[Saved entries]
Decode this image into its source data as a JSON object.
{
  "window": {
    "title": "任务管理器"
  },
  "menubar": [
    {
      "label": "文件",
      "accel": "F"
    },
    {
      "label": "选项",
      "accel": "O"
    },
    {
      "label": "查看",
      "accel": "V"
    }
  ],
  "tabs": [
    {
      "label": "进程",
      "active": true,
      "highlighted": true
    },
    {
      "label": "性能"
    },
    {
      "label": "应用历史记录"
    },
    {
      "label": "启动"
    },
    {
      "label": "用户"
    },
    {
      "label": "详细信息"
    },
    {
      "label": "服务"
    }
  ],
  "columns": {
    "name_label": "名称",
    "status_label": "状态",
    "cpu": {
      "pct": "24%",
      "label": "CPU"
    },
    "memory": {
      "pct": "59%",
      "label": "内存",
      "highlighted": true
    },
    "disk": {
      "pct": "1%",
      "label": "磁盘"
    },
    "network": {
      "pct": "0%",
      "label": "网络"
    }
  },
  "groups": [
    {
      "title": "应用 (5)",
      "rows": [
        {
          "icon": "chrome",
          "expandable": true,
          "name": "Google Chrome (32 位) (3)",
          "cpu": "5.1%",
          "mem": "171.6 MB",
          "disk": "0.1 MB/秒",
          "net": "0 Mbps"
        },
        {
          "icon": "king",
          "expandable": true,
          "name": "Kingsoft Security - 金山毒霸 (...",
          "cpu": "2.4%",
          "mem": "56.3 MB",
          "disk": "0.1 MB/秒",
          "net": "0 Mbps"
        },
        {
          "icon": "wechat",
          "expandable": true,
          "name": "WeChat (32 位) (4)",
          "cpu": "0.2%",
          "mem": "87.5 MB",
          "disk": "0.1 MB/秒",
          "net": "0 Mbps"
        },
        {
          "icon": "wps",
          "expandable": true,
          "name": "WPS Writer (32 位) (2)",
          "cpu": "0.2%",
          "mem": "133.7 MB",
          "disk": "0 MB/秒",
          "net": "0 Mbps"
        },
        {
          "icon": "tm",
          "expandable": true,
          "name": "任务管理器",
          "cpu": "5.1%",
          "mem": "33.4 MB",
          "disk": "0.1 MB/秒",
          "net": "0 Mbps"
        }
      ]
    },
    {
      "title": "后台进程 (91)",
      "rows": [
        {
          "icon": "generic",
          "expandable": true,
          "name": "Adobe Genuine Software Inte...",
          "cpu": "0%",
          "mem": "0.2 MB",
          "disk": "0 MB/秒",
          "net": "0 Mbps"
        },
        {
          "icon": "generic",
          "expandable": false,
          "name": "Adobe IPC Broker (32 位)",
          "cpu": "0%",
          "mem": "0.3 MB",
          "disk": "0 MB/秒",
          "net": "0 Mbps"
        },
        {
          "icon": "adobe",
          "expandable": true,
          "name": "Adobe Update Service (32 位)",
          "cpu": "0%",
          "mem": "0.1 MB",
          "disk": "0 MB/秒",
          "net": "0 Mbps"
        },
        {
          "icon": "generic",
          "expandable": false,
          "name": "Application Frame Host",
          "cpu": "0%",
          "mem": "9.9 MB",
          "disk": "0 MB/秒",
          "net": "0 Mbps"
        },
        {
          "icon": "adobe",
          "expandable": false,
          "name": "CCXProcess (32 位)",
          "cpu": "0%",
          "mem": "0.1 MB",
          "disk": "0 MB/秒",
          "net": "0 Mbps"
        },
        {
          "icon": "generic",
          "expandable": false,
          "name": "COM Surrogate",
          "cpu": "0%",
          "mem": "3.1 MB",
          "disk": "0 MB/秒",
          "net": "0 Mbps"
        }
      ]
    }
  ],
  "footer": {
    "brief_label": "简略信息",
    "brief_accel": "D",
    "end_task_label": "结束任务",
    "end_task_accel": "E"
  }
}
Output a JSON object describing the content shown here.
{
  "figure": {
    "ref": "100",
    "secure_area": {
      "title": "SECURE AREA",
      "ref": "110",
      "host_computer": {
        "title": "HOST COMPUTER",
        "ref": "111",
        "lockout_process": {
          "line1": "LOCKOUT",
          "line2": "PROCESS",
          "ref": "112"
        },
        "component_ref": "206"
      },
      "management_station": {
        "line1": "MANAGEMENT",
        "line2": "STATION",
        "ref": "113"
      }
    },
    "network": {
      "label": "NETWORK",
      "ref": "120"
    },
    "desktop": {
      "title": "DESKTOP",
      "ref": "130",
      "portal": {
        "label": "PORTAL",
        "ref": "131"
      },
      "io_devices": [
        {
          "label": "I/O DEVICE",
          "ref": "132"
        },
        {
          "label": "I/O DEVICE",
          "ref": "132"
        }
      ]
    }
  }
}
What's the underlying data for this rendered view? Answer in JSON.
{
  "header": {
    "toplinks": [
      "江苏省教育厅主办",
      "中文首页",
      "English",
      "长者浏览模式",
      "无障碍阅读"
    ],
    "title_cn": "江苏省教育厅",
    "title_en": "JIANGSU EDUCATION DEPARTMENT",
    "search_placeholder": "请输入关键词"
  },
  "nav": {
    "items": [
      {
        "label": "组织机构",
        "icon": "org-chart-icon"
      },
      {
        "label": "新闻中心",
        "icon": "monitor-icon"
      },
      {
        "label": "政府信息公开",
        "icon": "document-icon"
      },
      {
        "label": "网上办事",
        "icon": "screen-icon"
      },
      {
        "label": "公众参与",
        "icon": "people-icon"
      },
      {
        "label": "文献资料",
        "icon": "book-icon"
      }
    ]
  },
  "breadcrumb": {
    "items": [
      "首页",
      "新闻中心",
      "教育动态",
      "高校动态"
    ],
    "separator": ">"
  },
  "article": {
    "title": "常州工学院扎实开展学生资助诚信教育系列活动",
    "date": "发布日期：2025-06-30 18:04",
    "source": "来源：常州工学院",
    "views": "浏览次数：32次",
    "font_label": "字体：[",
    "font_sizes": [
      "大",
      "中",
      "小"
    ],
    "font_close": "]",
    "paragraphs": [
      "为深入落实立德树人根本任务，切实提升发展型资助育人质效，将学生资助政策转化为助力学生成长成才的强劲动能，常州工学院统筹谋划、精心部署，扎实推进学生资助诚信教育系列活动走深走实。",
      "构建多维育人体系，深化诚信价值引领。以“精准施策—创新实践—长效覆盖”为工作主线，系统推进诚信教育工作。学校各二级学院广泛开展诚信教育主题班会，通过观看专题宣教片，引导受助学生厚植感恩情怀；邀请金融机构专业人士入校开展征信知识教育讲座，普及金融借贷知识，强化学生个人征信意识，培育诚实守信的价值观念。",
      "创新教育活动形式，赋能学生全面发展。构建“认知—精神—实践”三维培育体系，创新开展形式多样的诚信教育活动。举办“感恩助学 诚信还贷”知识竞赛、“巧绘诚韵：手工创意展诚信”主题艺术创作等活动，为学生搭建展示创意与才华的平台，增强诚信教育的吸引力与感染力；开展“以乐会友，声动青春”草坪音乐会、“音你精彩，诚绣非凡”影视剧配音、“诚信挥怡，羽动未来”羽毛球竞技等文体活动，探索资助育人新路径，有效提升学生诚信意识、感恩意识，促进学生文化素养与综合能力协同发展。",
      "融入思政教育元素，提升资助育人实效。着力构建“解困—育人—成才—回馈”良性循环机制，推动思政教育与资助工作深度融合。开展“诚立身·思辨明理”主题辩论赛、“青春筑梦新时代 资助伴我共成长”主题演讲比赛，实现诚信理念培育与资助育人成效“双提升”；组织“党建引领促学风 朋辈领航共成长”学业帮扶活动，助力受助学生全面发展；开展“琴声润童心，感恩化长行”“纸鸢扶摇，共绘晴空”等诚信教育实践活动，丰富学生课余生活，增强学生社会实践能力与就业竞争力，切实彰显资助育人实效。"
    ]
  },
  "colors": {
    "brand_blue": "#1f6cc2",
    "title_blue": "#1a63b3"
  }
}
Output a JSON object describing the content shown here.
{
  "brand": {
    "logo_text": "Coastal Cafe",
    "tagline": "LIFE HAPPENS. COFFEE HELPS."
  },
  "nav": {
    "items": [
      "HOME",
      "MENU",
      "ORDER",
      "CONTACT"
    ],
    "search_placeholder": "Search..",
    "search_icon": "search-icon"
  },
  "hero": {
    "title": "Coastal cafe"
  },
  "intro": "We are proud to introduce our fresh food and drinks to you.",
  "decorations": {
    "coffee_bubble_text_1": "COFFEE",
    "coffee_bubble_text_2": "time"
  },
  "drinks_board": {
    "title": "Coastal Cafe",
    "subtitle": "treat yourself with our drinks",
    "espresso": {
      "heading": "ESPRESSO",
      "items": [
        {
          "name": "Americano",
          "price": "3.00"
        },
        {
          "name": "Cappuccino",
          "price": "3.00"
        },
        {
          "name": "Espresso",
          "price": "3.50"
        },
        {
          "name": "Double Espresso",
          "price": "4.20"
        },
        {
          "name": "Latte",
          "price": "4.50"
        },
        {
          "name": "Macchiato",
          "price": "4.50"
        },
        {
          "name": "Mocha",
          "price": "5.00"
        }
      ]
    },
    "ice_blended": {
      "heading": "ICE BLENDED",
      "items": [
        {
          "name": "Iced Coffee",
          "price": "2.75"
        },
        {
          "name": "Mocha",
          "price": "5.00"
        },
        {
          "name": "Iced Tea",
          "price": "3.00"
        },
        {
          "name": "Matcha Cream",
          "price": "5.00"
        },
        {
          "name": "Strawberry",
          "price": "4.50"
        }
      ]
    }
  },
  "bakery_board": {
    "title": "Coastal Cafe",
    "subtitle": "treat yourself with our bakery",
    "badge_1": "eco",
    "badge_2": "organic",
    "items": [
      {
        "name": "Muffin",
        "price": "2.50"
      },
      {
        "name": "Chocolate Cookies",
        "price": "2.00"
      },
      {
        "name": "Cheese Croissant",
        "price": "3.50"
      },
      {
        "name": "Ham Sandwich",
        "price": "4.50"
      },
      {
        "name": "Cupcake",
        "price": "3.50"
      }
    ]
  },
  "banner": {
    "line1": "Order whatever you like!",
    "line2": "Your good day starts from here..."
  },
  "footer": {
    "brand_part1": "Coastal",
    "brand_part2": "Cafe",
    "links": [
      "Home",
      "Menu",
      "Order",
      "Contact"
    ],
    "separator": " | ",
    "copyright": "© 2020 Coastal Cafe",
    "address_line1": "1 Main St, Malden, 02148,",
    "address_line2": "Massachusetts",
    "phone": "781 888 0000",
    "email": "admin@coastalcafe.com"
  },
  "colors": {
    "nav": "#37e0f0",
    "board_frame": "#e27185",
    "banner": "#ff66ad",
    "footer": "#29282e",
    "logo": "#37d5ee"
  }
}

**EXERCISE AIM:** Copy every line that includes the string "data" from the material above.

**WRITTEN RESPONSE:**
Decode this image into its source data as a JSON object.
What's the underlying data for this rendered view? Answer in JSON.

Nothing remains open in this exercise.